Copy every line of the entries that includes the word "INSTRUMEN".
<<<<
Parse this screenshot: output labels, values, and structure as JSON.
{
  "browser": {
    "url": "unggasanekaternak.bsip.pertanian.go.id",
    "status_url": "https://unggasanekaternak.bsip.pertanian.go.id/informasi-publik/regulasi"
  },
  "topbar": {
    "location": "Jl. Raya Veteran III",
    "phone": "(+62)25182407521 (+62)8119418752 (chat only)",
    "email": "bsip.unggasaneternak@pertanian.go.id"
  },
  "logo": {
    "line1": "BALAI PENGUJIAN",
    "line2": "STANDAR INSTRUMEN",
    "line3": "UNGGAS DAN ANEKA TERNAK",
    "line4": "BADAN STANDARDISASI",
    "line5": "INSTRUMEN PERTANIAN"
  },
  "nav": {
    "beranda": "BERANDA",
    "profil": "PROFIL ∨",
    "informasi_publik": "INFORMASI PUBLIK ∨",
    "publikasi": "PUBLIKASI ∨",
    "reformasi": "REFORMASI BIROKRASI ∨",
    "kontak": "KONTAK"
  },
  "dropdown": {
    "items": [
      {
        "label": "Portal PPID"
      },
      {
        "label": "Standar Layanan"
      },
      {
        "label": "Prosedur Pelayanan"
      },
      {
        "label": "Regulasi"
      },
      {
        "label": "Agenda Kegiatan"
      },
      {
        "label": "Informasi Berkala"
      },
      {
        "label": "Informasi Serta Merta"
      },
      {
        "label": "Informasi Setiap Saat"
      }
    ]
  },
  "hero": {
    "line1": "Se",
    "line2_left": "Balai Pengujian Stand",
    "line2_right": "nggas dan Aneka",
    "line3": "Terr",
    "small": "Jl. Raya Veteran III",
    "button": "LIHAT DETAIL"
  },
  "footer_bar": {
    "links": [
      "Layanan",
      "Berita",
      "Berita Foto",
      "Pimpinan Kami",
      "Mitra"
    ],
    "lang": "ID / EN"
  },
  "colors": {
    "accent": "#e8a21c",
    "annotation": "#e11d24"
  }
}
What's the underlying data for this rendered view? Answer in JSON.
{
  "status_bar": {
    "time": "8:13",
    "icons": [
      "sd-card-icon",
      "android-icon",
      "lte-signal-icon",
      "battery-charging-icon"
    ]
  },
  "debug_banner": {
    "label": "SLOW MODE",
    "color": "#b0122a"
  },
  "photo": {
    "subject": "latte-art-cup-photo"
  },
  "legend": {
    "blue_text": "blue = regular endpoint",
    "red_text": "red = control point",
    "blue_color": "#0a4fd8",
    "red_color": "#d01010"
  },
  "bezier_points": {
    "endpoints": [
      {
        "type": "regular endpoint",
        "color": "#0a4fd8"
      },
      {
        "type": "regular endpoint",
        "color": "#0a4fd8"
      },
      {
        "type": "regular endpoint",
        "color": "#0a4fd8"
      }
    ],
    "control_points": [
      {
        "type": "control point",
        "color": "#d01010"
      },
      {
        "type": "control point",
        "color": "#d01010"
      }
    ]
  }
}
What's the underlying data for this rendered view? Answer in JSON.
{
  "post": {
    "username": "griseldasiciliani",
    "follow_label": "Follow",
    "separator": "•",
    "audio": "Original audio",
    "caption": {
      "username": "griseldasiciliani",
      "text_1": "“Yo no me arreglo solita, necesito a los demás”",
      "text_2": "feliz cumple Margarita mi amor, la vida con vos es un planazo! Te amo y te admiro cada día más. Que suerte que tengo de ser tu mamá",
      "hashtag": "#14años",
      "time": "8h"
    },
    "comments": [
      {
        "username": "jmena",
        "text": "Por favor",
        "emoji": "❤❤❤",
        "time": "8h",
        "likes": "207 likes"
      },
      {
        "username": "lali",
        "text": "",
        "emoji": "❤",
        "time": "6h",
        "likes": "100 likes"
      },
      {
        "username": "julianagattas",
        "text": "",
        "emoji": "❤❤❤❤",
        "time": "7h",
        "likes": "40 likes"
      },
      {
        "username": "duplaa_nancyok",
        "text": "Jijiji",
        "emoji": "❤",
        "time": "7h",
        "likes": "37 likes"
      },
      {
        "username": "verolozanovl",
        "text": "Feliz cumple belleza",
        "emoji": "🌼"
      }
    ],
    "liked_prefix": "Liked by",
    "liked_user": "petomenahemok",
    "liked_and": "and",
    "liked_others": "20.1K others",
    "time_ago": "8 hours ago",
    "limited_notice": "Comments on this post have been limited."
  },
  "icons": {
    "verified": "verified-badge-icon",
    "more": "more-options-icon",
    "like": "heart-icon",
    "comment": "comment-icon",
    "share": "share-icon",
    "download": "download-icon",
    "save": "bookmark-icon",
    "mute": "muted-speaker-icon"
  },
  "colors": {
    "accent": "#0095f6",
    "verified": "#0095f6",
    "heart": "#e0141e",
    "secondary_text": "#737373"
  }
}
>>>>
- [THE OUTPUT]
    "line2": "STANDAR INSTRUMEN",
    "line5": "INSTRUMEN PERTANIAN"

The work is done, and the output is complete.